ASSIGNED TASK 1 →
Transcribe the part of the brain implant article below from "A team from" to "not very scalable.".
ASSIGNED TASK 2 →
In the brain implant article below, over how many days did electrodes map the patient's brain activity?

PASSAGE FOR REVIEW →
Start of Block
Can a brain implant cure depression?

A brain implant that zapped a patient ~300x a day helped to treat depression. Is this approach scalable?

OK, this one is a bit out there.

Can a brain implant cure depression?

According to MIT Technology Review, a 36-year-old California woman effectively treated her chronic depression by surgically placing implants in her skull and receiving up to 300 electric zaps a day.

The zaps only occur during the day, so as to not stimulate her while sleeping.

A team from the University of California, San Francisco…

… conducted the treatment, which requires a number of steps:

  • Electrodes were used to map her brain activity over 10 days
  • The team discovered that high levels of activity in her amygdala predicted depression
  • The symptoms were offset by implanting a neurostimulation device that sent electricity to another part of her brain

This treatment — known as deep brain stimulation — has already been used by 10s of thousands of Parkinson’s and epilepsy patients (the depression use case required an FDA exemption).

Depression treatment is different, though

The reason: every person has different parts of their brain affected (hence the mapping). Also, the solution is currently not very scalable.

“It’s an invasive, expensive procedure that requires weeks of fine-tuning and a full day of surgery,” MIT Technology Review states.. “[So] it is only really suitable for those in whom other treatments have failed.”

Still, this out-there solution provides hope for those who have unsuccessfully tried everything else.
End of Block
DATA EXTRACTS →
Start of Block
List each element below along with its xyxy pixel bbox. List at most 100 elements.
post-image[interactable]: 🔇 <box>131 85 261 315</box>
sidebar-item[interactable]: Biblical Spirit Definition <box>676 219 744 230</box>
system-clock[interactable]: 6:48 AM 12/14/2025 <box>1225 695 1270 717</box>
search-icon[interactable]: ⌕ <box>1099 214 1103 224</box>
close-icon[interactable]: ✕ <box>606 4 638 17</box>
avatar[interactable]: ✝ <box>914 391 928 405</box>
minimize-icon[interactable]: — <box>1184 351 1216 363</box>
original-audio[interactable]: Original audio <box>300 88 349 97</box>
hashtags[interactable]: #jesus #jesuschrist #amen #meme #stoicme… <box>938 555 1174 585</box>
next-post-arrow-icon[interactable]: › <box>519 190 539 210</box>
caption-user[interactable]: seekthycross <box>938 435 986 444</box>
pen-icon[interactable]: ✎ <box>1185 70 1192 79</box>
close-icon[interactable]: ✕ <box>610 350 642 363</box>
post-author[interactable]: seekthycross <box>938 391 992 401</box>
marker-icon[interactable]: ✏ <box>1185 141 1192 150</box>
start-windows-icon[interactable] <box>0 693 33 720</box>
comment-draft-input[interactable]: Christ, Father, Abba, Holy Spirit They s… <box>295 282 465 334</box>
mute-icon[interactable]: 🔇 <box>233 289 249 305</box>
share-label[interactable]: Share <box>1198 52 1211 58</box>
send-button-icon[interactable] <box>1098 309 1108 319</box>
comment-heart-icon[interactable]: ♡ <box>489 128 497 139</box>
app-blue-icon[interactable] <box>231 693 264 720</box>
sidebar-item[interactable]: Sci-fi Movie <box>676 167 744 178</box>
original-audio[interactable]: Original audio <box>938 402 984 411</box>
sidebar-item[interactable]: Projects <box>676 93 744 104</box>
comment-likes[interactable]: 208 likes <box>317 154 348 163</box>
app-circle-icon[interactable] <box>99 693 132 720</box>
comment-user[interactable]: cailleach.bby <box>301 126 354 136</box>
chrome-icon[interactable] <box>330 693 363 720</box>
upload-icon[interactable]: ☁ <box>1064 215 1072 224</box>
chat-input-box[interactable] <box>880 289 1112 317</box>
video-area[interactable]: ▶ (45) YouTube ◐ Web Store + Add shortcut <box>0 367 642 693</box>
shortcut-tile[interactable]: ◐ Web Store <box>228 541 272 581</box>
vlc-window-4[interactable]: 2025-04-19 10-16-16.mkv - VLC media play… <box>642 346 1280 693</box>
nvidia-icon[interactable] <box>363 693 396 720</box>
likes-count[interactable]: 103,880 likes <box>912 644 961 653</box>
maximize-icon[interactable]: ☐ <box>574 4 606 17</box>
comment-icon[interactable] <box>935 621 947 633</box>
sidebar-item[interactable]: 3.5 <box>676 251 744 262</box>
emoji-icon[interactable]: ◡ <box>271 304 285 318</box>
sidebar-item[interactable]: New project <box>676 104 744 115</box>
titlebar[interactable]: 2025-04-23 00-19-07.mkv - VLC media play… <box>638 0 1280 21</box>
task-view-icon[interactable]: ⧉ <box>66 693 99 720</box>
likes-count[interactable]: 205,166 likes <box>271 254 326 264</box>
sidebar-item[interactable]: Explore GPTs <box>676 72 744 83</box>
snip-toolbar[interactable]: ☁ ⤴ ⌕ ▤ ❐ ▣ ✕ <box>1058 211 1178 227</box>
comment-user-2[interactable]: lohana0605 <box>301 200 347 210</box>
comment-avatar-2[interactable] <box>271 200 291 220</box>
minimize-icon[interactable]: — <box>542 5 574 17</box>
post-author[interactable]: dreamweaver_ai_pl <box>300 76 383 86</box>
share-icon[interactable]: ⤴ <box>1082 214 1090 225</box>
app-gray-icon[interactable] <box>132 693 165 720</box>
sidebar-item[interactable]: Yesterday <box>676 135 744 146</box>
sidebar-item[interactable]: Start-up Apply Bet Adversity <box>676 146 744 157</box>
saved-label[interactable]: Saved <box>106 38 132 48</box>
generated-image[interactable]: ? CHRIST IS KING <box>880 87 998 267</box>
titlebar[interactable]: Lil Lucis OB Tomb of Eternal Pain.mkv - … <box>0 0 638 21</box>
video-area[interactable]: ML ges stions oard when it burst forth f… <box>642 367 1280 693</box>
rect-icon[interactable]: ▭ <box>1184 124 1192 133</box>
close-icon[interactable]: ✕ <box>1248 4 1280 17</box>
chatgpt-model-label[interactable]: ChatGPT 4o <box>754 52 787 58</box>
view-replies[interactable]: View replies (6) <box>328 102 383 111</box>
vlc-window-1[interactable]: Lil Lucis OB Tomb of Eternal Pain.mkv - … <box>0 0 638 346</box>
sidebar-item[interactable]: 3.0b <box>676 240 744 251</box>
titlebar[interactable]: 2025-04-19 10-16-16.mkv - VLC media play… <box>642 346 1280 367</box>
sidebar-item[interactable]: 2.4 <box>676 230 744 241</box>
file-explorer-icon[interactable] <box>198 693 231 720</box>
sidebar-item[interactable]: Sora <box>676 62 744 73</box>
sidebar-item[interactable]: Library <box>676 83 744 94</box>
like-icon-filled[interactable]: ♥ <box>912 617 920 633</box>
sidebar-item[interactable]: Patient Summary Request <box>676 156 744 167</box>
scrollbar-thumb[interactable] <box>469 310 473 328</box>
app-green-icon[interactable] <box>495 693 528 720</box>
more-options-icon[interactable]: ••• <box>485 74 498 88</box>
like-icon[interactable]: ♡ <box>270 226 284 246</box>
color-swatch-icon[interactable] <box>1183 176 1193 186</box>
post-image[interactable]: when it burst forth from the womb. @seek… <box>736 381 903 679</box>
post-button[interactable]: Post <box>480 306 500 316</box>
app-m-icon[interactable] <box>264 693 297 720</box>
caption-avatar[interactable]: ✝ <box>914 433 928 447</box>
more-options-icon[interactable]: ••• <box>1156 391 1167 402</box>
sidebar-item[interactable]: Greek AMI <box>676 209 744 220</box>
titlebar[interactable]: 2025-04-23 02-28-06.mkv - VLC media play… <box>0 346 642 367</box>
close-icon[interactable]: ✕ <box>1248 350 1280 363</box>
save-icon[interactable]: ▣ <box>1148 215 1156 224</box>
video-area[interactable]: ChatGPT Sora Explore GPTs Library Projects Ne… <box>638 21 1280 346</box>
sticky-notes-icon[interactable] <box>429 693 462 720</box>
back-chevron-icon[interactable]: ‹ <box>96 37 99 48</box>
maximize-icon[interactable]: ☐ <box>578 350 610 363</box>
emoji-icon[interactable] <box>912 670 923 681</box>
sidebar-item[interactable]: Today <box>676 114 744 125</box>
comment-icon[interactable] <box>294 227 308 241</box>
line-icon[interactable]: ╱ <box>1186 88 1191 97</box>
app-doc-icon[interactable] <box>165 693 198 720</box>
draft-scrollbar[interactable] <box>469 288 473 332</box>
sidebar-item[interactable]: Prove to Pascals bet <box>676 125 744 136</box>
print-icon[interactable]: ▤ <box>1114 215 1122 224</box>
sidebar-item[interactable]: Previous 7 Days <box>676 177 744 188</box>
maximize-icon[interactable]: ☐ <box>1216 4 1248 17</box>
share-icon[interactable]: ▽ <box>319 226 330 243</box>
End of Block
WRITTEN REPLY 1 →
A team from the University of California, San Francisco…

… conducted the treatment, which requires a number of steps:

  • Electrodes were used to map her brain activity over 10 days
  • The team discovered that high levels of activity in her amygdala predicted depression
  • The symptoms were offset by implanting a neurostimulation device that sent electricity to another part of her brain

This treatment — known as deep brain stimulation — has already been used by 10s of thousands of Parkinson’s and epilepsy patients (the depression use case required an FDA exemption).

Depression treatment is different, though

The reason: every person has different parts of their brain affected (hence the mapping). Also, the solution is currently not very scalable.

WRITTEN REPLY 2 →
10 days.